→ Task statement
Collect every line in the records below that contains the string "DISCOUPON", and copy each one as it appears.

(Visual layout records)
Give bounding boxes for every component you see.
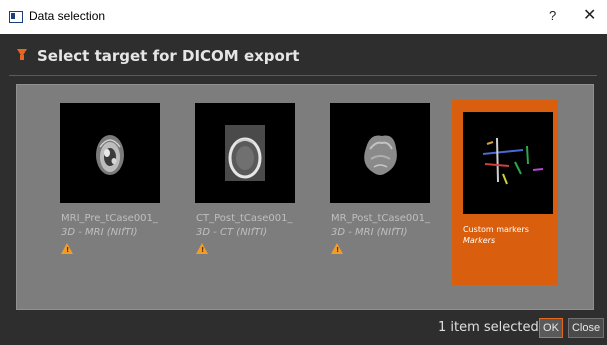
item-name: CT_Post_tCase001_ [196, 213, 293, 224]
data-item-mr-post[interactable]: MR_Post_tCase001_ 3D - MRI (NIfTI) ! [327, 93, 433, 283]
thumbnail-mr-post [330, 103, 430, 203]
warning-icon-mark: ! [336, 246, 340, 254]
dialog-heading: Select target for DICOM export [37, 47, 300, 65]
help-button[interactable]: ? [549, 8, 556, 23]
item-name: MR_Post_tCase001_ [331, 213, 430, 224]
selection-status: 1 item selected [438, 320, 539, 335]
item-type: 3D - MRI (NIfTI) [61, 227, 138, 238]
window-app-icon [9, 11, 23, 23]
ok-button[interactable]: OK [539, 318, 563, 338]
funnel-icon-stem [20, 55, 24, 60]
warning-icon-mark: ! [66, 246, 70, 254]
item-name: MRI_Pre_tCase001_ [61, 213, 158, 224]
item-type: Markers [463, 236, 496, 245]
header-divider [9, 75, 597, 76]
data-item-mri-pre[interactable]: MRI_Pre_tCase001_ 3D - MRI (NIfTI) ! [57, 93, 163, 283]
dialog-body: Select target for DICOM export MRI_Pre_t… [0, 34, 607, 345]
thumbnail-mri-pre [60, 103, 160, 203]
item-type: 3D - CT (NIfTI) [196, 227, 268, 238]
data-item-ct-post[interactable]: CT_Post_tCase001_ 3D - CT (NIfTI) ! [192, 93, 298, 283]
thumbnail-custom-markers [463, 112, 553, 214]
thumbnail-ct-post [195, 103, 295, 203]
warning-icon-mark: ! [201, 246, 205, 254]
dialog-header: Select target for DICOM export [0, 34, 607, 74]
close-button[interactable]: Close [568, 318, 604, 338]
window-title: Data selection [29, 9, 106, 23]
data-item-grid: MRI_Pre_tCase001_ 3D - MRI (NIfTI) ! CT_… [16, 84, 594, 310]
item-name: Custom markers [463, 225, 529, 234]
data-item-custom-markers[interactable]: Custom markers Markers [452, 100, 558, 285]
item-type: 3D - MRI (NIfTI) [331, 227, 408, 238]
window-close-button[interactable]: ✕ [583, 5, 596, 24]
window-titlebar: Data selection ? ✕ [0, 0, 607, 34]
dialog-footer: 1 item selected OK Close [0, 312, 607, 345]
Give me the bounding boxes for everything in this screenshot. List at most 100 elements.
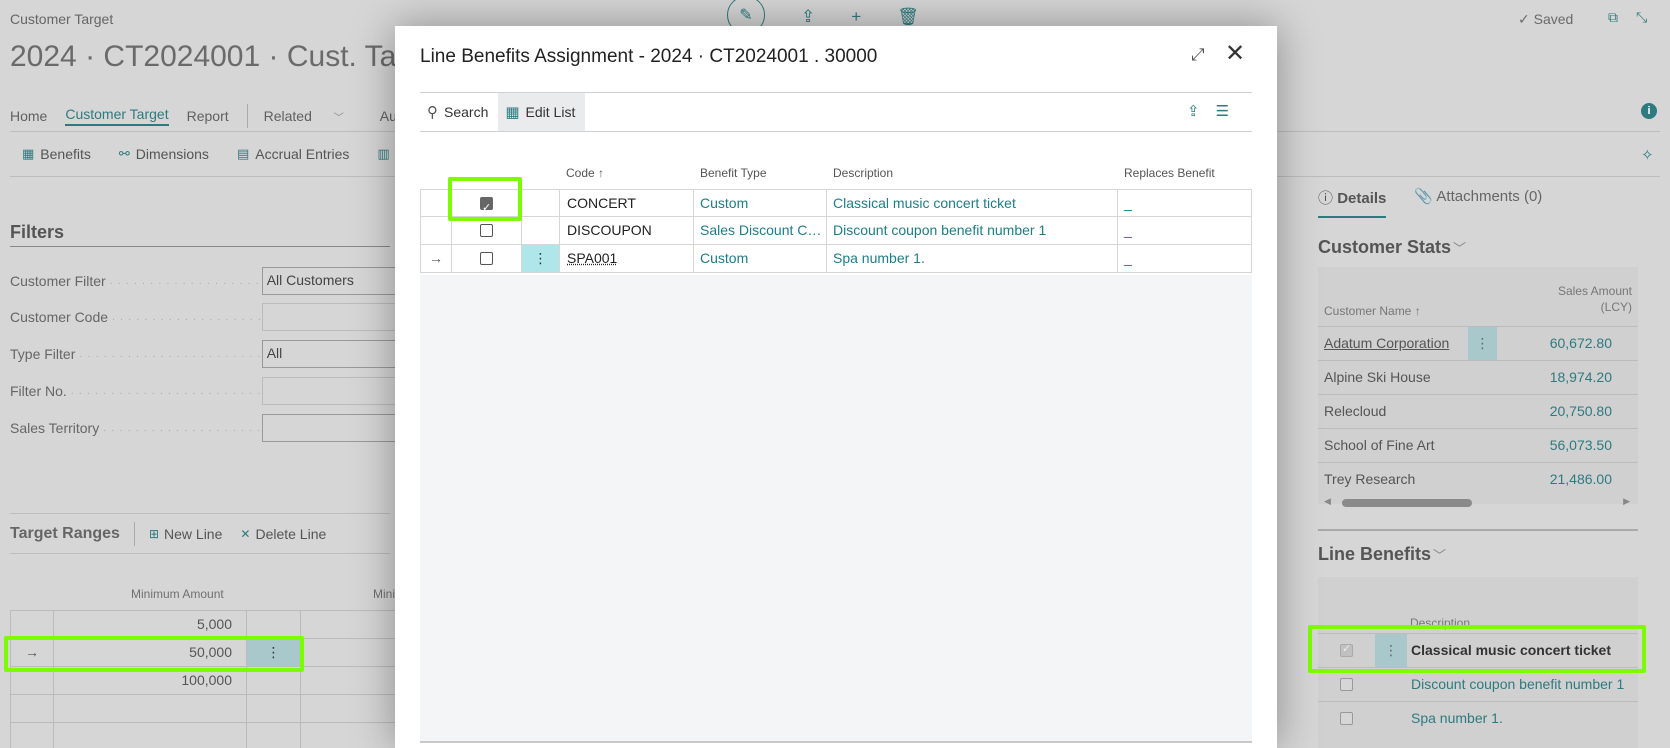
sales-amount[interactable]: 21,486.00 — [1497, 463, 1638, 496]
table-row[interactable]: School of Fine Art 56,073.50 — [1318, 428, 1638, 462]
benefit-checkbox[interactable] — [1318, 702, 1375, 735]
delete-icon[interactable]: 🗑 — [897, 7, 919, 27]
code-cell[interactable]: DISCOUPON — [560, 217, 694, 244]
benefit-type-cell[interactable]: Custom — [694, 190, 827, 216]
col-customer-name[interactable]: Customer Name ↑ — [1324, 304, 1421, 318]
row-actions[interactable] — [1375, 702, 1407, 735]
row-actions[interactable] — [1468, 361, 1497, 394]
customer-stats-heading[interactable]: Customer Stats ﹀ — [1318, 237, 1466, 258]
col-minimum-amount[interactable]: Minimum Amount — [131, 587, 224, 601]
benefit-type-cell[interactable]: Sales Discount Co... — [694, 217, 827, 244]
customer-filter-field[interactable]: All Customers — [261, 267, 400, 295]
table-row[interactable]: CONCERT Custom Classical music concert t… — [420, 189, 1252, 217]
col-code[interactable]: Code ↑ — [566, 166, 604, 180]
assign-checkbox[interactable] — [452, 245, 522, 272]
benefit-checkbox[interactable] — [1318, 668, 1375, 701]
unpin-icon[interactable]: ✧ — [1641, 146, 1654, 164]
row-actions-menu-icon[interactable]: ⋮ — [247, 639, 301, 666]
assign-checkbox[interactable] — [452, 217, 522, 244]
col-minimum-2[interactable]: Mini — [373, 587, 395, 601]
customer-name[interactable]: School of Fine Art — [1318, 429, 1468, 462]
col-sales-amount[interactable]: Sales Amount (LCY) — [1558, 283, 1632, 315]
row-actions[interactable] — [247, 723, 301, 748]
customer-name[interactable]: Alpine Ski House — [1318, 361, 1468, 394]
replaces-benefit-cell[interactable]: _ — [1118, 190, 1252, 216]
expand-icon[interactable]: ⤢ — [1191, 45, 1205, 65]
minimum-amount-cell[interactable]: 5,000 — [54, 611, 247, 638]
table-row[interactable]: → 50,000 ⋮ — [10, 639, 400, 667]
info-icon[interactable]: i — [1641, 103, 1657, 119]
table-row[interactable]: 5,000 — [10, 611, 400, 639]
row-actions-menu-icon[interactable]: ⋮ — [522, 245, 560, 272]
sales-amount[interactable]: 60,672.80 — [1497, 327, 1638, 360]
col-description[interactable]: Description — [1410, 616, 1470, 630]
search-button[interactable]: ⚲ Search — [420, 93, 498, 131]
table-row[interactable]: ⋮ Classical music concert ticket — [1318, 633, 1638, 667]
table-row[interactable]: Trey Research 21,486.00 — [1318, 462, 1638, 496]
row-actions[interactable] — [522, 190, 560, 216]
col-replaces-benefit[interactable]: Replaces Benefit — [1124, 166, 1215, 180]
dimensions-action[interactable]: ⚯ Dimensions — [119, 146, 209, 162]
table-row[interactable] — [10, 695, 400, 723]
customer-name[interactable]: Relecloud — [1318, 395, 1468, 428]
benefit-description[interactable]: Discount coupon benefit number 1 — [1407, 668, 1638, 701]
row-actions[interactable] — [1468, 395, 1497, 428]
filter-no-field[interactable] — [261, 377, 400, 405]
delete-line-button[interactable]: ✕ Delete Line — [240, 526, 326, 542]
replaces-benefit-cell[interactable]: _ — [1118, 245, 1252, 272]
row-actions[interactable] — [522, 217, 560, 244]
new-line-button[interactable]: ⊞ New Line — [149, 526, 222, 542]
row-actions[interactable] — [247, 695, 301, 722]
table-row[interactable]: DISCOUPON Sales Discount Co... Discount … — [420, 217, 1252, 245]
table-row[interactable]: Adatum Corporation ⋮ 60,672.80 — [1318, 326, 1638, 360]
tab-customer-target[interactable]: Customer Target — [65, 106, 169, 126]
tab-attachments[interactable]: 📎 Attachments (0) — [1414, 187, 1542, 218]
scroll-left-icon[interactable]: ◀ — [1324, 496, 1331, 507]
sales-amount[interactable]: 56,073.50 — [1497, 429, 1638, 462]
benefit-description[interactable]: Spa number 1. — [1407, 702, 1638, 735]
minimum-amount-cell[interactable]: 100,000 — [54, 667, 247, 694]
row-actions[interactable] — [247, 611, 301, 638]
row-actions-menu-icon[interactable]: ⋮ — [1468, 327, 1497, 360]
table-row[interactable]: Relecloud 20,750.80 — [1318, 394, 1638, 428]
type-filter-field[interactable]: All — [261, 340, 400, 368]
code-cell[interactable]: CONCERT — [560, 190, 694, 216]
description-cell[interactable]: Spa number 1. — [827, 245, 1118, 272]
tab-related[interactable]: Related ﹀ — [264, 108, 362, 124]
minimum-amount-cell[interactable]: 50,000 — [54, 639, 247, 666]
share-icon[interactable]: ⇪ — [1187, 102, 1200, 120]
edit-list-button[interactable]: ▦ Edit List — [498, 93, 586, 131]
description-cell[interactable]: Classical music concert ticket — [827, 190, 1118, 216]
benefit-checkbox[interactable] — [1318, 634, 1375, 667]
minimum-amount-cell[interactable] — [54, 695, 247, 722]
row-actions[interactable] — [1375, 668, 1407, 701]
benefit-description[interactable]: Classical music concert ticket — [1407, 634, 1638, 667]
customer-code-field[interactable] — [261, 303, 400, 331]
horizontal-scrollbar[interactable]: ◀ ▶ — [1318, 496, 1638, 510]
tab-details[interactable]: ⓘ Details — [1318, 187, 1387, 218]
benefits-action[interactable]: ▦ Benefits — [22, 146, 91, 162]
line-benefits-heading[interactable]: Line Benefits ﹀ — [1318, 544, 1446, 565]
new-icon[interactable]: + — [851, 7, 861, 27]
table-row[interactable]: → ⋮ SPA001 Custom Spa number 1. _ — [420, 245, 1252, 273]
benefit-type-cell[interactable]: Custom — [694, 245, 827, 272]
collapse-icon[interactable]: ⤡ — [1636, 9, 1647, 26]
tab-report[interactable]: Report — [187, 108, 229, 124]
open-new-window-icon[interactable]: ⧉ — [1608, 9, 1618, 26]
minimum-amount-cell[interactable] — [54, 723, 247, 748]
table-row[interactable] — [10, 723, 400, 748]
table-row[interactable]: Spa number 1. — [1318, 701, 1638, 735]
customer-name[interactable]: Trey Research — [1318, 463, 1468, 496]
tab-home[interactable]: Home — [10, 108, 47, 124]
close-icon[interactable]: ✕ — [1225, 39, 1245, 68]
row-actions[interactable] — [1468, 429, 1497, 462]
customer-name-link[interactable]: Adatum Corporation — [1318, 327, 1468, 360]
sales-amount[interactable]: 20,750.80 — [1497, 395, 1638, 428]
scrollbar-thumb[interactable] — [1342, 499, 1472, 507]
row-actions-menu-icon[interactable]: ⋮ — [1375, 634, 1407, 667]
accrual-entries-action[interactable]: ▤ Accrual Entries — [237, 146, 349, 162]
code-cell[interactable]: SPA001 — [560, 245, 694, 272]
table-row[interactable]: Discount coupon benefit number 1 — [1318, 667, 1638, 701]
table-row[interactable]: 100,000 — [10, 667, 400, 695]
col-description[interactable]: Description — [833, 166, 893, 180]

→ Correct response
code-cell[interactable]: DISCOUPON — [560, 217, 694, 244]
table-row[interactable]: DISCOUPON Sales Discount Co... Discount … — [420, 217, 1252, 245]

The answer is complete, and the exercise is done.